[A block of data]

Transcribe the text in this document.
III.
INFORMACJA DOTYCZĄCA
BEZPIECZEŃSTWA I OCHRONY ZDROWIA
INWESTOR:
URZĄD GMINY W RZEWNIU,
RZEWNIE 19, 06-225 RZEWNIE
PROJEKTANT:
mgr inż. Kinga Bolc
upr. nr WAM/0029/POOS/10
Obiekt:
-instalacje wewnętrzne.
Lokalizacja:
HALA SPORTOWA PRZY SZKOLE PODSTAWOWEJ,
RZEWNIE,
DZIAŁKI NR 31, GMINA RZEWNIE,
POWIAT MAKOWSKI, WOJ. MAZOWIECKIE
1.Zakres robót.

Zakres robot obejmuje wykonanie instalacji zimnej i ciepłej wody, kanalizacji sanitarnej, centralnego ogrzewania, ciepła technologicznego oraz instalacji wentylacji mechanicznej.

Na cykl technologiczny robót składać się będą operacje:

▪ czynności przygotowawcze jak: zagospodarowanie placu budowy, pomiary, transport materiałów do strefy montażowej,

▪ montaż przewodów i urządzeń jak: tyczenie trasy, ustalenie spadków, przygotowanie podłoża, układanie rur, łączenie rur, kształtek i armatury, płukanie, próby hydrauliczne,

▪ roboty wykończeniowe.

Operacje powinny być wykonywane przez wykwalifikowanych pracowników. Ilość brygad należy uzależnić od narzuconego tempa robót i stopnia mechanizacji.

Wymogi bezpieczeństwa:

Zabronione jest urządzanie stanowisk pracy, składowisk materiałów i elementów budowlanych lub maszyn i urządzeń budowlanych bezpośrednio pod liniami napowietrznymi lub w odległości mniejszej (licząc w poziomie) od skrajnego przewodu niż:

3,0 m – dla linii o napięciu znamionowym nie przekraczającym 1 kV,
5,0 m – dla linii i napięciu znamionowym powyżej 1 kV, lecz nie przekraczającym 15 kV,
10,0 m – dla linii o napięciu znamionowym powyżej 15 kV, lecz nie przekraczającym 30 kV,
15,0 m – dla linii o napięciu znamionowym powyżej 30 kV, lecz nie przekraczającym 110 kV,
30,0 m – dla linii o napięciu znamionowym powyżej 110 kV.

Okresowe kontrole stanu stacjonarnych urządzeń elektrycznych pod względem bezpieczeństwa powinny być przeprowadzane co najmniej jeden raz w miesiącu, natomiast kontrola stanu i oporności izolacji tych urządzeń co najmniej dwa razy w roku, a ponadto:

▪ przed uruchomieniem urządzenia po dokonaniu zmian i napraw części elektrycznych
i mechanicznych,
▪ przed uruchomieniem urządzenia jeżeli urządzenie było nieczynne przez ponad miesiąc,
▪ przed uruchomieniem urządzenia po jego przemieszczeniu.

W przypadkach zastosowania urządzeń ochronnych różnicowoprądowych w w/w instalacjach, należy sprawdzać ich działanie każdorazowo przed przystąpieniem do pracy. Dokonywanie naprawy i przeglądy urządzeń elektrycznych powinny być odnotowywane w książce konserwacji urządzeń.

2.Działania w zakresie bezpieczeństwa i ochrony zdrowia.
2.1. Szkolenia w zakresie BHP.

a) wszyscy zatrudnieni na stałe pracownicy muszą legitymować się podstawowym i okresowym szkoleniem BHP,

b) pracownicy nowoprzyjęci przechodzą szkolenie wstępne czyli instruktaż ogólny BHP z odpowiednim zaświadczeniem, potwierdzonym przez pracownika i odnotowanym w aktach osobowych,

**WRITTEN TASK**
Find the lines above holding the word "powyżej" and show them.

**OUTPUT BELOW**
5,0 m – dla linii i napięciu znamionowym powyżej 1 kV, lecz nie przekraczającym 15 kV,
10,0 m – dla linii o napięciu znamionowym powyżej 15 kV, lecz nie przekraczającym 30 kV,
15,0 m – dla linii o napięciu znamionowym powyżej 30 kV, lecz nie przekraczającym 110 kV,
30,0 m – dla linii o napięciu znamionowym powyżej 110 kV.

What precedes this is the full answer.